● Objective
List each line of the data that holds the string "Output".

[Stored entries]
..........

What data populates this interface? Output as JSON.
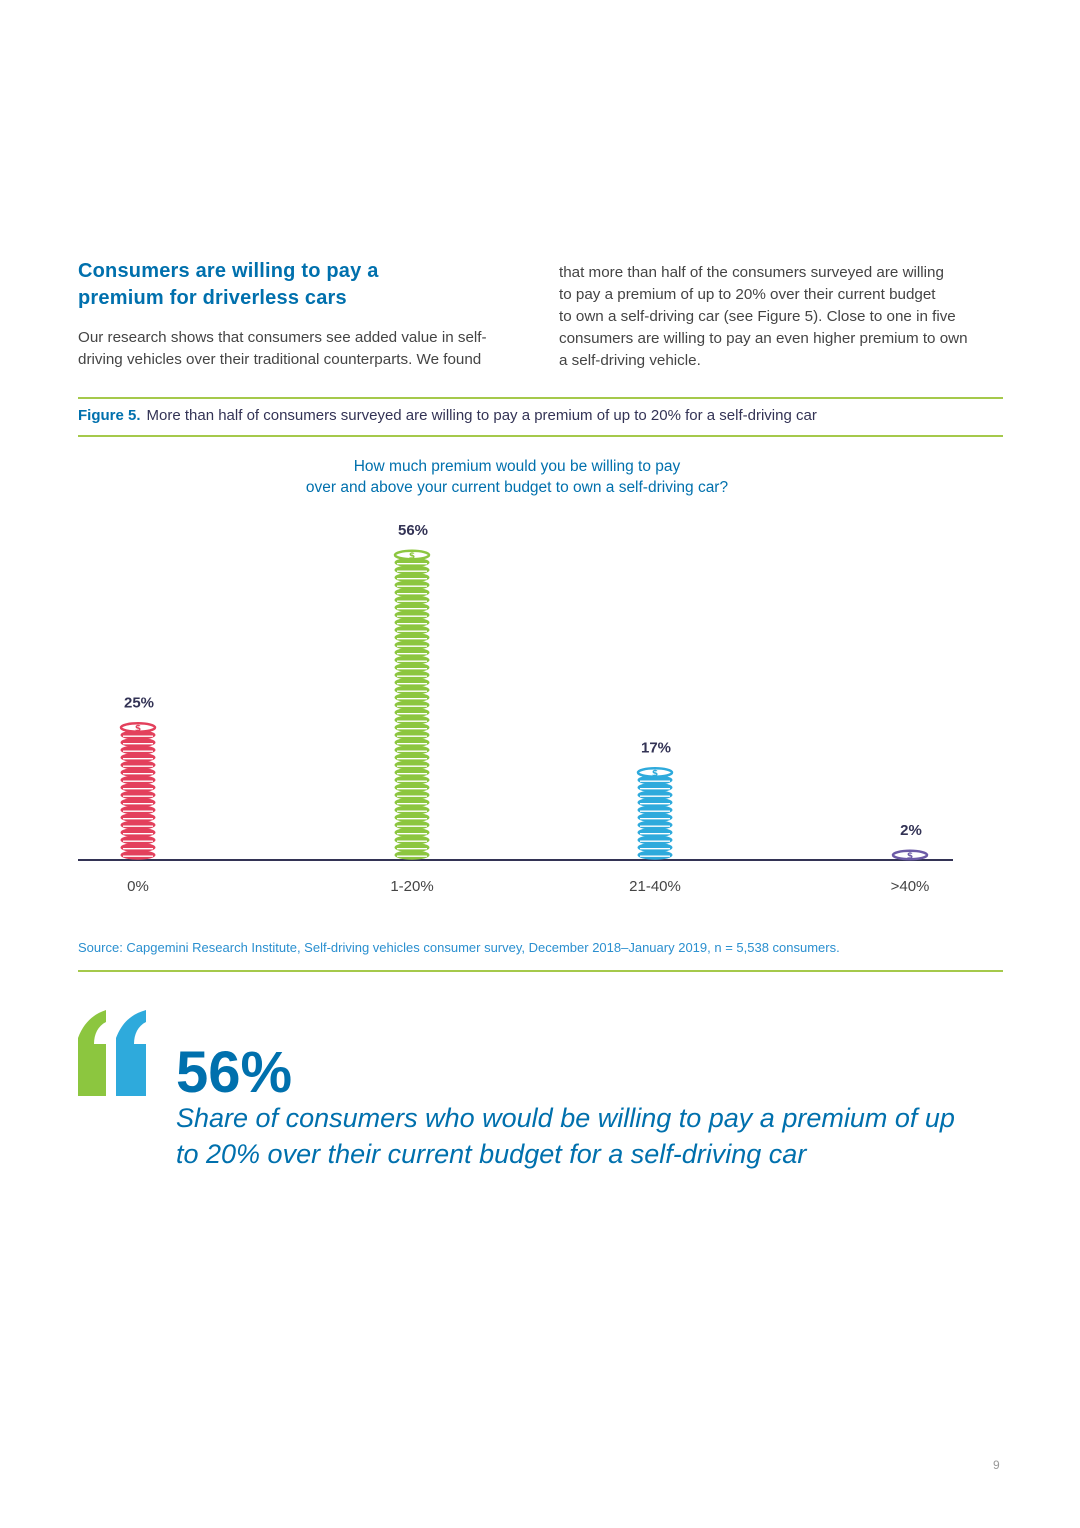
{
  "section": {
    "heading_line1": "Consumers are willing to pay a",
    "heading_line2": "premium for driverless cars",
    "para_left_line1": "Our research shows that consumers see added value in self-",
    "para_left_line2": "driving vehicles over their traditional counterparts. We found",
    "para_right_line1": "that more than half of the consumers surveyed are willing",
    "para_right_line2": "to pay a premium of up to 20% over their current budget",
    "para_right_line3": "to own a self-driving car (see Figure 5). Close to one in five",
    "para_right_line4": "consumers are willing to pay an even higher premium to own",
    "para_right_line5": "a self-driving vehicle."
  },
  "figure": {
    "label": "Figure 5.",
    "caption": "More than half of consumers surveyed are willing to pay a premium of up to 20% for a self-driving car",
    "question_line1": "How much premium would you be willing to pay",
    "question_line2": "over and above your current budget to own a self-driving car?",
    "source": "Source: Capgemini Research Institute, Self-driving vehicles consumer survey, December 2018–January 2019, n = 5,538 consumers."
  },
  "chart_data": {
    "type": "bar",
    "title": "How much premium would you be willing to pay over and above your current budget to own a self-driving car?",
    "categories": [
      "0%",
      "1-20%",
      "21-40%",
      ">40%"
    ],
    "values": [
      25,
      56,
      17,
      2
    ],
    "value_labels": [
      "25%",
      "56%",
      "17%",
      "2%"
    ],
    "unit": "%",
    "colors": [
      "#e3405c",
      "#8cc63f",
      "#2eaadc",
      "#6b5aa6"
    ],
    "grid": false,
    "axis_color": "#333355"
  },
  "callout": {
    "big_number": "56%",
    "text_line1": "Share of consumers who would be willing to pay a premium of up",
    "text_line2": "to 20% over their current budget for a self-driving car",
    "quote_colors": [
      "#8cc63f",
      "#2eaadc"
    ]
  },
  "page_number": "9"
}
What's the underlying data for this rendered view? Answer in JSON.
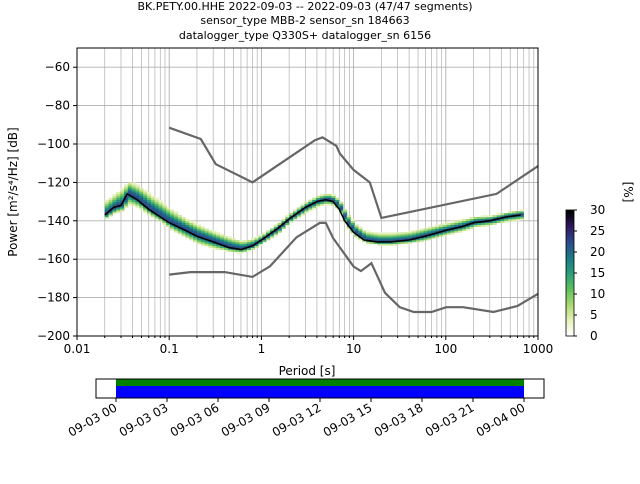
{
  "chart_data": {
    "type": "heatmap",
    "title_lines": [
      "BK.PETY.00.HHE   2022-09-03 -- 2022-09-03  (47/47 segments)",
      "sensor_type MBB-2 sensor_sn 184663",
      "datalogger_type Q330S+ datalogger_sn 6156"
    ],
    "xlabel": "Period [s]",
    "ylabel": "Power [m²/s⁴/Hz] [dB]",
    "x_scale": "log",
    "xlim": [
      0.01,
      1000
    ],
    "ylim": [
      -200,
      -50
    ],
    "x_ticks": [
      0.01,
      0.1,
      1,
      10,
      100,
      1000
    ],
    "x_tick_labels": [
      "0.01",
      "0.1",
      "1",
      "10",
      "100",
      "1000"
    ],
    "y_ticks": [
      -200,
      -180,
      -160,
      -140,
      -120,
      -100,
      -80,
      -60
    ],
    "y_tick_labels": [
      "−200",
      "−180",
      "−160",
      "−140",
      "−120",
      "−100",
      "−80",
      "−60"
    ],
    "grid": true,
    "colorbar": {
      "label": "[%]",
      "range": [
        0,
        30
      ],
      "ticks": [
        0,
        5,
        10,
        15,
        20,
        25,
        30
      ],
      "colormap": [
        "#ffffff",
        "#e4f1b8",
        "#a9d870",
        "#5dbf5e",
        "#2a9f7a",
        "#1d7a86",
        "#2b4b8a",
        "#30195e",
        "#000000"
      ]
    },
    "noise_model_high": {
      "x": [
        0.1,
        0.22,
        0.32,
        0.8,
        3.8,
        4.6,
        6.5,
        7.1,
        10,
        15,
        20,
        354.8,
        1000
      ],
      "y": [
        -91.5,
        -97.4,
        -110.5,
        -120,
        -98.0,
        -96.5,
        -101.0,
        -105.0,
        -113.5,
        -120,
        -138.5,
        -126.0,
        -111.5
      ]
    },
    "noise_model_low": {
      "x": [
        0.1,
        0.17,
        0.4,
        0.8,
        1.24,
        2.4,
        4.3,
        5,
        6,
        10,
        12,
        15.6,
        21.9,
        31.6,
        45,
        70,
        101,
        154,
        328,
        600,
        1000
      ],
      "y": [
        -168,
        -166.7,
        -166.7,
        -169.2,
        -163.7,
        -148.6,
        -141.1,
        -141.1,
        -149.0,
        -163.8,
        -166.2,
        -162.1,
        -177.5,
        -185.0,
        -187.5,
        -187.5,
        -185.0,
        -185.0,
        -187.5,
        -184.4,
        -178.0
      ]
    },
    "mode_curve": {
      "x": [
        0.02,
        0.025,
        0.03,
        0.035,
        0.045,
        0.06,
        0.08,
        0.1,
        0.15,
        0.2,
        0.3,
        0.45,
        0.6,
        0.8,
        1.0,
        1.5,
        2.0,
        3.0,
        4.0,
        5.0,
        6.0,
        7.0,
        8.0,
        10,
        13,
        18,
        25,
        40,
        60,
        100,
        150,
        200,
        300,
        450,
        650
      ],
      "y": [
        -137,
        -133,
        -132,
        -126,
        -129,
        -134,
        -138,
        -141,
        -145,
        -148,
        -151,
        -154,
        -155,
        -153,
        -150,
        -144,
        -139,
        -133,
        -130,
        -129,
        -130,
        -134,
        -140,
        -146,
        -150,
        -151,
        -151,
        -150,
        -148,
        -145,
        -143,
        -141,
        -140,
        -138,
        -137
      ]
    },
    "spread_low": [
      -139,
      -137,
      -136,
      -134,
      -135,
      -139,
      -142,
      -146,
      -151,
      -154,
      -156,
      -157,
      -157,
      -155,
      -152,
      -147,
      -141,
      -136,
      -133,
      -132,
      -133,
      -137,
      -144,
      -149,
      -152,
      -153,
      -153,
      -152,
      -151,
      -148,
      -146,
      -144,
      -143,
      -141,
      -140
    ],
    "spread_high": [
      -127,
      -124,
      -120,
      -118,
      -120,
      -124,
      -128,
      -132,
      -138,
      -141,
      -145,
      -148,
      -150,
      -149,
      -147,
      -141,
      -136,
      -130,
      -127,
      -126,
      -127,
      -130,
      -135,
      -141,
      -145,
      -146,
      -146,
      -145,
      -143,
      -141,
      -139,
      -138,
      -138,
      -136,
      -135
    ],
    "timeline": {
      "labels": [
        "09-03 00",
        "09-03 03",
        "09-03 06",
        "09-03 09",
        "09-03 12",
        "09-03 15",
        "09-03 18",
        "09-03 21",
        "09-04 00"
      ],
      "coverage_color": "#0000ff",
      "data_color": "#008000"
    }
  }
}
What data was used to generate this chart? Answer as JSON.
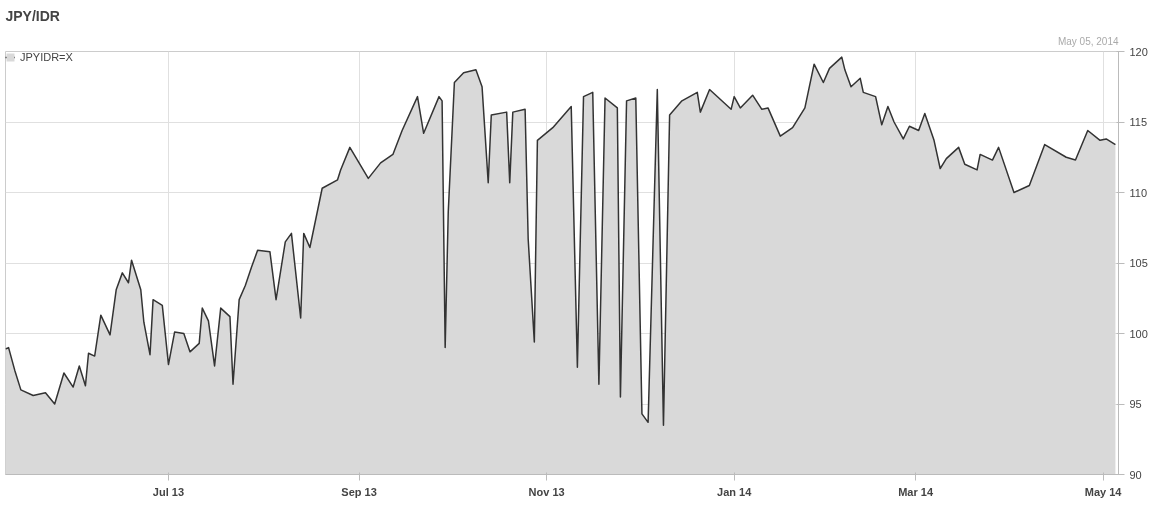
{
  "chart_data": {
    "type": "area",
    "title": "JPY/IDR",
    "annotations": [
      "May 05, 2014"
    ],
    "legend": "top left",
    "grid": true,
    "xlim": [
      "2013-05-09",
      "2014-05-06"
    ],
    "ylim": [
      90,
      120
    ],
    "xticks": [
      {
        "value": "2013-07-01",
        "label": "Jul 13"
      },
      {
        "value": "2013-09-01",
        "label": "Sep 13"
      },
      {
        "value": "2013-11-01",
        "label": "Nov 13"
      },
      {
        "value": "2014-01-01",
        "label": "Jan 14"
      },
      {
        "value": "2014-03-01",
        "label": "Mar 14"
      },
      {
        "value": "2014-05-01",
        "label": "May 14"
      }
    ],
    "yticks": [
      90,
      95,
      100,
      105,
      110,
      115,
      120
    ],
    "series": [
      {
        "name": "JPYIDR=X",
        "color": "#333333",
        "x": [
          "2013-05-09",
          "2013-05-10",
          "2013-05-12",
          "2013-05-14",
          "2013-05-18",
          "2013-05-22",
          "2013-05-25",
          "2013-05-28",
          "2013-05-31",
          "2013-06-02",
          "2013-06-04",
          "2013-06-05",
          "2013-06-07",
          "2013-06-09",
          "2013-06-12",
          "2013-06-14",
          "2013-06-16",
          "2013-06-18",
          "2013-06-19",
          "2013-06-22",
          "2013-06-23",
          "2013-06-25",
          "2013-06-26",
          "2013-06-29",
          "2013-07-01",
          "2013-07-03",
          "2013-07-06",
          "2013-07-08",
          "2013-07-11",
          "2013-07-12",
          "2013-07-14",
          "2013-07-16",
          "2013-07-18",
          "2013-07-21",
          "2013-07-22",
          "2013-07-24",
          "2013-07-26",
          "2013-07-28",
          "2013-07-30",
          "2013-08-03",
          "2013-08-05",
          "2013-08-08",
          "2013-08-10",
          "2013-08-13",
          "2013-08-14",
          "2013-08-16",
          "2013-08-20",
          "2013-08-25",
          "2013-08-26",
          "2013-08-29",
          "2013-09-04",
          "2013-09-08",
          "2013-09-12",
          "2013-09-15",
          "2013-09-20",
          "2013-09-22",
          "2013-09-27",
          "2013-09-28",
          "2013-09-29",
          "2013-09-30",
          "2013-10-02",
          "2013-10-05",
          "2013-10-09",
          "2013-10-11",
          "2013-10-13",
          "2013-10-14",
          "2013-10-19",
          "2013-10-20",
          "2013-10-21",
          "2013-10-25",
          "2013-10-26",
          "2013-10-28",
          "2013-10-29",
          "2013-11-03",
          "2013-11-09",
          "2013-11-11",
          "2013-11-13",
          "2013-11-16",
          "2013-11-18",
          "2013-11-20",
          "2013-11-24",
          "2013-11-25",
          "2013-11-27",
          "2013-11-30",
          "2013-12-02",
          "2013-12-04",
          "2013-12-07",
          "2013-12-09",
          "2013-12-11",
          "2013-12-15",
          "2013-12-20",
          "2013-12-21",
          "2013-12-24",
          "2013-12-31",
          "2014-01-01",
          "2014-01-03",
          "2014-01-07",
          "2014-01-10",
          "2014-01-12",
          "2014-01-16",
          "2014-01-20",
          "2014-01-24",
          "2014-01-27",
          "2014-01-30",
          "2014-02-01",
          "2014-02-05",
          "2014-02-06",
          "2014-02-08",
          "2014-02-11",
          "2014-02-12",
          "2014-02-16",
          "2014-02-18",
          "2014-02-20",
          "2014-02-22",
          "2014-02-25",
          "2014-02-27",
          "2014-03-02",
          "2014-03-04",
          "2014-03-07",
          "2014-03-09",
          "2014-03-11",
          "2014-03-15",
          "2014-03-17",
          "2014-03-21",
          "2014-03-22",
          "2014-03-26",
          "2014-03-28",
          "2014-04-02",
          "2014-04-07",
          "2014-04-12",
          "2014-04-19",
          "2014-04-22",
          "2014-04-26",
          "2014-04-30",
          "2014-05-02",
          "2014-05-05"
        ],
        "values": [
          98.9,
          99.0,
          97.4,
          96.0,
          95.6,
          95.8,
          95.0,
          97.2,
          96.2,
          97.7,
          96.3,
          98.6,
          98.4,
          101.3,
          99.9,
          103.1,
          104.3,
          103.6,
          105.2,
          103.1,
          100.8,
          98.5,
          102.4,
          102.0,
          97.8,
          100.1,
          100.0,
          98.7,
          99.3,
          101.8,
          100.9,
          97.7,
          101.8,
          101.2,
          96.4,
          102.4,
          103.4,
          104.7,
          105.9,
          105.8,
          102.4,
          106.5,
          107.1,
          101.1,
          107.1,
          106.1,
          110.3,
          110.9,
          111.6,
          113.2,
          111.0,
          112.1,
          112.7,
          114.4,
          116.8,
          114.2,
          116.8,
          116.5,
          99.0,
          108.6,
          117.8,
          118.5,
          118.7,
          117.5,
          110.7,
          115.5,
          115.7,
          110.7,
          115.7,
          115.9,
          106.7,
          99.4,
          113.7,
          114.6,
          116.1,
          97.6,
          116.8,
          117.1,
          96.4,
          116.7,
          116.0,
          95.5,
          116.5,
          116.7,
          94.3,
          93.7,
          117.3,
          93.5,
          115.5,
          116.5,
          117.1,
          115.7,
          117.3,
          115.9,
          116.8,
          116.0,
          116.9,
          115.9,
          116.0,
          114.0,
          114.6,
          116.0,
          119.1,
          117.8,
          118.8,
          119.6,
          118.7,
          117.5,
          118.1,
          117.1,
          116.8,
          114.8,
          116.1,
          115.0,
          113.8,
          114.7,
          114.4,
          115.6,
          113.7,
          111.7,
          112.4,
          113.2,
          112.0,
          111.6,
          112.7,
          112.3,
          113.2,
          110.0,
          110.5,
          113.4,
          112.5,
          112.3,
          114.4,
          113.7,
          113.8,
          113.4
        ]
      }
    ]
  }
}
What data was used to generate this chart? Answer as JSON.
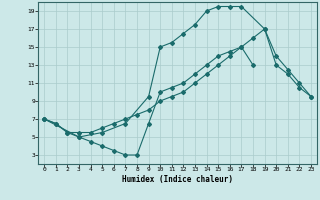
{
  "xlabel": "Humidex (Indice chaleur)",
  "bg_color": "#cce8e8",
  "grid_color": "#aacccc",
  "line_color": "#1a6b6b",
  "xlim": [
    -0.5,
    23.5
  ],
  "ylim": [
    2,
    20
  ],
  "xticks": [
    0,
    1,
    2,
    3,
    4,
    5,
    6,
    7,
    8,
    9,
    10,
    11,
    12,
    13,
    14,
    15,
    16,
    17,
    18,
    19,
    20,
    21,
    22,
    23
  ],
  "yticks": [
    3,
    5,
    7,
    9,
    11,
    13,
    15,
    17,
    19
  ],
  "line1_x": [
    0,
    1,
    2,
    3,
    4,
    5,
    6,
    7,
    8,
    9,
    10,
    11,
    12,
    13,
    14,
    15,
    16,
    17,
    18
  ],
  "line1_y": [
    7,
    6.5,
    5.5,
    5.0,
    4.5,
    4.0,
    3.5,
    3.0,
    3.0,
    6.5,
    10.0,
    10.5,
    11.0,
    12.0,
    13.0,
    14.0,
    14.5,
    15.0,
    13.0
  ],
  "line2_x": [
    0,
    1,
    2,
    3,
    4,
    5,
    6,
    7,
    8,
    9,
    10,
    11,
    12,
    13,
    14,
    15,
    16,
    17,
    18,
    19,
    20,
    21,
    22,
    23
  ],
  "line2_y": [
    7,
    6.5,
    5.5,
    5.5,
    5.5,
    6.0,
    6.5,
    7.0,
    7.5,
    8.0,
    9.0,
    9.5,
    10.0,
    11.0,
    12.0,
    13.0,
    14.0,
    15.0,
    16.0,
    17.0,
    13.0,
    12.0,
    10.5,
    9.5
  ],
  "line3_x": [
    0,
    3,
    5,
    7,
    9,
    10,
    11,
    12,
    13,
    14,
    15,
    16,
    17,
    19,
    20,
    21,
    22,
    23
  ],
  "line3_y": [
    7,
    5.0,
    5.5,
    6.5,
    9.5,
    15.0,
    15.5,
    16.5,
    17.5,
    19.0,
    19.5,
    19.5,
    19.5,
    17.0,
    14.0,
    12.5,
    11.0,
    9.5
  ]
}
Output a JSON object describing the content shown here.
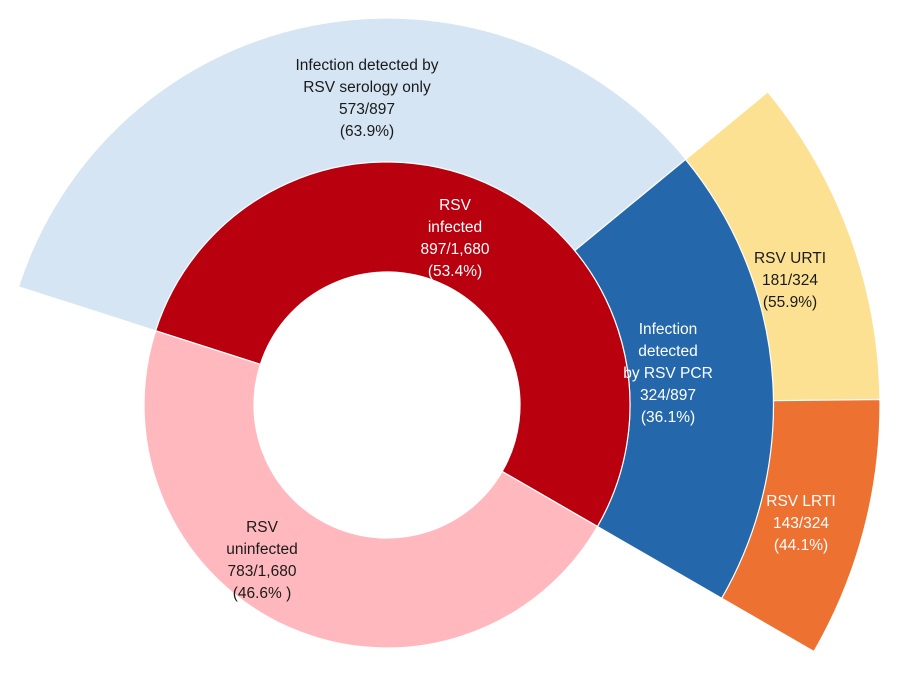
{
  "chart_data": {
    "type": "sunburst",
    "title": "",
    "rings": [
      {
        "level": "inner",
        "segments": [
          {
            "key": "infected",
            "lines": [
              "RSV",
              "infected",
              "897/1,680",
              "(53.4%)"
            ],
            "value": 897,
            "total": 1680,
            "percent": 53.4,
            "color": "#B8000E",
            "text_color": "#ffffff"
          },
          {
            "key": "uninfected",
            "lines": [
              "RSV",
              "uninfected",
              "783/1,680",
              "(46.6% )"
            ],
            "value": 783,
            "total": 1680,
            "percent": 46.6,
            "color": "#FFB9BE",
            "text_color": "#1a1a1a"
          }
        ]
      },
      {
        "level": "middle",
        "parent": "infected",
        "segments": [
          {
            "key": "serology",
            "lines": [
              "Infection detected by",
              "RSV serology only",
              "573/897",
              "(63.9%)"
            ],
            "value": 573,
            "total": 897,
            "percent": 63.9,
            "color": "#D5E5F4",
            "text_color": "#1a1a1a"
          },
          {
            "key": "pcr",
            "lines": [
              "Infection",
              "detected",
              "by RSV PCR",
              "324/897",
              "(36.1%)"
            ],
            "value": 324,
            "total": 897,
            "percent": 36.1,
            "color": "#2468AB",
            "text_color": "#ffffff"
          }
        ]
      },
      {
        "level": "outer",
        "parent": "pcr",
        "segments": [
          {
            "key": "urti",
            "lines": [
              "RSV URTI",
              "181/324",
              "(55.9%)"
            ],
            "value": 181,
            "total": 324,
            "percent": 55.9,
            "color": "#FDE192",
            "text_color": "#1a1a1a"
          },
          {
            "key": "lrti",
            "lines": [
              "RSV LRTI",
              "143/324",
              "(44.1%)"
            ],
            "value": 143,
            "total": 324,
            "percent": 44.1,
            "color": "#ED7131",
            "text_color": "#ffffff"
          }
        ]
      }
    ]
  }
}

..........

● Response
What data populates this interface? Output as JSON.
Output a JSON object describing the content shown here.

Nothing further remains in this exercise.